**SET TASK**
Reproduce all entries verbatim, with nothing added or dropped.

___ RECORDED DATA ___

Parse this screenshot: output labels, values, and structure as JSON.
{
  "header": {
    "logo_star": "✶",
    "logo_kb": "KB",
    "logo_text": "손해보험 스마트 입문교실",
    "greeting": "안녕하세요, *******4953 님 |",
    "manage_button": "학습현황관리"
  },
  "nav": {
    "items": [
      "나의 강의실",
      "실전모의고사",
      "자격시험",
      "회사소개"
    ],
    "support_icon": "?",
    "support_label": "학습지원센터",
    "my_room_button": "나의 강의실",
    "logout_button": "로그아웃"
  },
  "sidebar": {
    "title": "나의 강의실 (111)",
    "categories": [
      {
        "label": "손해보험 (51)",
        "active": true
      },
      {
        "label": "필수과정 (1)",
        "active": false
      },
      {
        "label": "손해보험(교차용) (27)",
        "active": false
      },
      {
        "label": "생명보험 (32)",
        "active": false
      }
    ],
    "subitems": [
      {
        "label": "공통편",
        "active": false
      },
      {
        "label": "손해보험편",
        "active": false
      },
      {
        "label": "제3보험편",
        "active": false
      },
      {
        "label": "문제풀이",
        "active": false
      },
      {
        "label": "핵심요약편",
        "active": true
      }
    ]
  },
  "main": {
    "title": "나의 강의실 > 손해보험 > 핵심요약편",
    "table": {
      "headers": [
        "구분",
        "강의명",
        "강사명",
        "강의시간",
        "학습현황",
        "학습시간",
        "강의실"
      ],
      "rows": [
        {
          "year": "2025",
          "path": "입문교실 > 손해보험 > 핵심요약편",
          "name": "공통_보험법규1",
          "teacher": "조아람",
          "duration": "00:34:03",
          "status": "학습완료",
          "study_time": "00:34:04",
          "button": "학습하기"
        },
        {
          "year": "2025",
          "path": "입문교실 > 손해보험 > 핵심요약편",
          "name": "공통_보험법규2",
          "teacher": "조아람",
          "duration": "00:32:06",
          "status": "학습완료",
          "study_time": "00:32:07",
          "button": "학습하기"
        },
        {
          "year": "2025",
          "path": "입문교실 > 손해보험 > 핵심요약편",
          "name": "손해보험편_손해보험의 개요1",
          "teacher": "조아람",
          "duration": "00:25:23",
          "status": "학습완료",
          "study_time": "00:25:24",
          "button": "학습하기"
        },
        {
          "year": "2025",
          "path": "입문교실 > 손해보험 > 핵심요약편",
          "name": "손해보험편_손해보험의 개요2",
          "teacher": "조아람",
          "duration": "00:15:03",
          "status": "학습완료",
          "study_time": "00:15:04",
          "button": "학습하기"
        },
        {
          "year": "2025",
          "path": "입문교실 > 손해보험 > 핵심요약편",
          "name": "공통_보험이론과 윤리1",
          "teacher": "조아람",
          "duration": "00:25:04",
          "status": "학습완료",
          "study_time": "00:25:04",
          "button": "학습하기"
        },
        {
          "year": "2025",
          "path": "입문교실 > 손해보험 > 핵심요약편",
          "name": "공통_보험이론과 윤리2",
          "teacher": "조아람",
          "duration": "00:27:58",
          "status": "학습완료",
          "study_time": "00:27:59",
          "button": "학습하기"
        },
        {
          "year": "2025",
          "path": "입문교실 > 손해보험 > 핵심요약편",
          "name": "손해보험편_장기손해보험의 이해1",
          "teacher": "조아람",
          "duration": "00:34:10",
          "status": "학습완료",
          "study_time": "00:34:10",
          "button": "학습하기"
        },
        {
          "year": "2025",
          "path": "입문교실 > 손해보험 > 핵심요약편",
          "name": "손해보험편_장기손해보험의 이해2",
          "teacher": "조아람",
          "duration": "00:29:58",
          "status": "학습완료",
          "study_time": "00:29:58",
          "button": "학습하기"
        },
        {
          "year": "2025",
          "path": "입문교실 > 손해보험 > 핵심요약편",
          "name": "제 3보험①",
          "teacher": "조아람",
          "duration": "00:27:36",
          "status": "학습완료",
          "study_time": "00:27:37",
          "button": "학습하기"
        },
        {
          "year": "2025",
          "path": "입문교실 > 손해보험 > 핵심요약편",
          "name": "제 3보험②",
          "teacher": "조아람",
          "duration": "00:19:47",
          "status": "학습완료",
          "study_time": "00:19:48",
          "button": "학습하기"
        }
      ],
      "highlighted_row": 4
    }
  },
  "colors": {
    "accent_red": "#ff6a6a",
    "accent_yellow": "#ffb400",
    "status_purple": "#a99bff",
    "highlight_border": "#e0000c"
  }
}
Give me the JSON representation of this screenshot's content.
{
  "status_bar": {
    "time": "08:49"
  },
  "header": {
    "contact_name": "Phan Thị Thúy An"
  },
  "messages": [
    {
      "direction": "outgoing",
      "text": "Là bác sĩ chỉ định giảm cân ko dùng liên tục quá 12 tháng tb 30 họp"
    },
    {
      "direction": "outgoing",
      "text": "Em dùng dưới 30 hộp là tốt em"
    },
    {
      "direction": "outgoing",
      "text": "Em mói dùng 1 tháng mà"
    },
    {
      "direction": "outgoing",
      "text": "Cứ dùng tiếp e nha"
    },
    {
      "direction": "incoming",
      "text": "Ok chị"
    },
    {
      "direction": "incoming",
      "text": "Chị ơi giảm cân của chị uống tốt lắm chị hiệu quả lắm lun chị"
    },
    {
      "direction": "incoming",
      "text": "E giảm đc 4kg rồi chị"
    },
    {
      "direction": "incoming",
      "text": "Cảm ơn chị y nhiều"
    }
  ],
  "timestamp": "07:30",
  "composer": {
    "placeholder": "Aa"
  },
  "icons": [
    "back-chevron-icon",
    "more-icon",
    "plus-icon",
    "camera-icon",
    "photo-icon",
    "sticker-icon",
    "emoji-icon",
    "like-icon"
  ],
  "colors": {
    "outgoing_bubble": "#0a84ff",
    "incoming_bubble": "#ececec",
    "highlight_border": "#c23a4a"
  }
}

___

**PROBLEM SOLUTION**
Parse this screenshot: output labels, values, and structure as JSON.
{
  "header": {
    "logo_star": "✶",
    "logo_kb": "KB",
    "logo_text": "손해보험 스마트 입문교실",
    "greeting": "안녕하세요, *******4953 님 |",
    "manage_button": "학습현황관리"
  },
  "nav": {
    "items": [
      "나의 강의실",
      "실전모의고사",
      "자격시험",
      "회사소개"
    ],
    "support_icon": "?",
    "support_label": "학습지원센터",
    "my_room_button": "나의 강의실",
    "logout_button": "로그아웃"
  },
  "sidebar": {
    "title": "나의 강의실 (111)",
    "categories": [
      {
        "label": "손해보험 (51)",
        "active": true
      },
      {
        "label": "필수과정 (1)",
        "active": false
      },
      {
        "label": "손해보험(교차용) (27)",
        "active": false
      },
      {
        "label": "생명보험 (32)",
        "active": false
      }
    ],
    "subitems": [
      {
        "label": "공통편",
        "active": false
      },
      {
        "label": "손해보험편",
        "active": false
      },
      {
        "label": "제3보험편",
        "active": false
      },
      {
        "label": "문제풀이",
        "active": false
      },
      {
        "label": "핵심요약편",
        "active": true
      }
    ]
  },
  "main": {
    "title": "나의 강의실 > 손해보험 > 핵심요약편",
    "table": {
      "headers": [
        "구분",
        "강의명",
        "강사명",
        "강의시간",
        "학습현황",
        "학습시간",
        "강의실"
      ],
      "rows": [
        {
          "year": "2025",
          "path": "입문교실 > 손해보험 > 핵심요약편",
          "name": "공통_보험법규1",
          "teacher": "조아람",
          "duration": "00:34:03",
          "status": "학습완료",
          "study_time": "00:34:04",
          "button": "학습하기"
        },
        {
          "year": "2025",
          "path": "입문교실 > 손해보험 > 핵심요약편",
          "name": "공통_보험법규2",
          "teacher": "조아람",
          "duration": "00:32:06",
          "status": "학습완료",
          "study_time": "00:32:07",
          "button": "학습하기"
        },
        {
          "year": "2025",
          "path": "입문교실 > 손해보험 > 핵심요약편",
          "name": "손해보험편_손해보험의 개요1",
          "teacher": "조아람",
          "duration": "00:25:23",
          "status": "학습완료",
          "study_time": "00:25:24",
          "button": "학습하기"
        },
        {
          "year": "2025",
          "path": "입문교실 > 손해보험 > 핵심요약편",
          "name": "손해보험편_손해보험의 개요2",
          "teacher": "조아람",
          "duration": "00:15:03",
          "status": "학습완료",
          "study_time": "00:15:04",
          "button": "학습하기"
        },
        {
          "year": "2025",
          "path": "입문교실 > 손해보험 > 핵심요약편",
          "name": "공통_보험이론과 윤리1",
          "teacher": "조아람",
          "duration": "00:25:04",
          "status": "학습완료",
          "study_time": "00:25:04",
          "button": "학습하기"
        },
        {
          "year": "2025",
          "path": "입문교실 > 손해보험 > 핵심요약편",
          "name": "공통_보험이론과 윤리2",
          "teacher": "조아람",
          "duration": "00:27:58",
          "status": "학습완료",
          "study_time": "00:27:59",
          "button": "학습하기"
        },
        {
          "year": "2025",
          "path": "입문교실 > 손해보험 > 핵심요약편",
          "name": "손해보험편_장기손해보험의 이해1",
          "teacher": "조아람",
          "duration": "00:34:10",
          "status": "학습완료",
          "study_time": "00:34:10",
          "button": "학습하기"
        },
        {
          "year": "2025",
          "path": "입문교실 > 손해보험 > 핵심요약편",
          "name": "손해보험편_장기손해보험의 이해2",
          "teacher": "조아람",
          "duration": "00:29:58",
          "status": "학습완료",
          "study_time": "00:29:58",
          "button": "학습하기"
        },
        {
          "year": "2025",
          "path": "입문교실 > 손해보험 > 핵심요약편",
          "name": "제 3보험①",
          "teacher": "조아람",
          "duration": "00:27:36",
          "status": "학습완료",
          "study_time": "00:27:37",
          "button": "학습하기"
        },
        {
          "year": "2025",
          "path": "입문교실 > 손해보험 > 핵심요약편",
          "name": "제 3보험②",
          "teacher": "조아람",
          "duration": "00:19:47",
          "status": "학습완료",
          "study_time": "00:19:48",
          "button": "학습하기"
        }
      ],
      "highlighted_row": 4
    }
  },
  "colors": {
    "accent_red": "#ff6a6a",
    "accent_yellow": "#ffb400",
    "status_purple": "#a99bff",
    "highlight_border": "#e0000c"
  }
}
Give me the JSON representation of this screenshot's content.
{
  "status_bar": {
    "time": "08:49"
  },
  "header": {
    "contact_name": "Phan Thị Thúy An"
  },
  "messages": [
    {
      "direction": "outgoing",
      "text": "Là bác sĩ chỉ định giảm cân ko dùng liên tục quá 12 tháng tb 30 họp"
    },
    {
      "direction": "outgoing",
      "text": "Em dùng dưới 30 hộp là tốt em"
    },
    {
      "direction": "outgoing",
      "text": "Em mói dùng 1 tháng mà"
    },
    {
      "direction": "outgoing",
      "text": "Cứ dùng tiếp e nha"
    },
    {
      "direction": "incoming",
      "text": "Ok chị"
    },
    {
      "direction": "incoming",
      "text": "Chị ơi giảm cân của chị uống tốt lắm chị hiệu quả lắm lun chị"
    },
    {
      "direction": "incoming",
      "text": "E giảm đc 4kg rồi chị"
    },
    {
      "direction": "incoming",
      "text": "Cảm ơn chị y nhiều"
    }
  ],
  "timestamp": "07:30",
  "composer": {
    "placeholder": "Aa"
  },
  "icons": [
    "back-chevron-icon",
    "more-icon",
    "plus-icon",
    "camera-icon",
    "photo-icon",
    "sticker-icon",
    "emoji-icon",
    "like-icon"
  ],
  "colors": {
    "outgoing_bubble": "#0a84ff",
    "incoming_bubble": "#ececec",
    "highlight_border": "#c23a4a"
  }
}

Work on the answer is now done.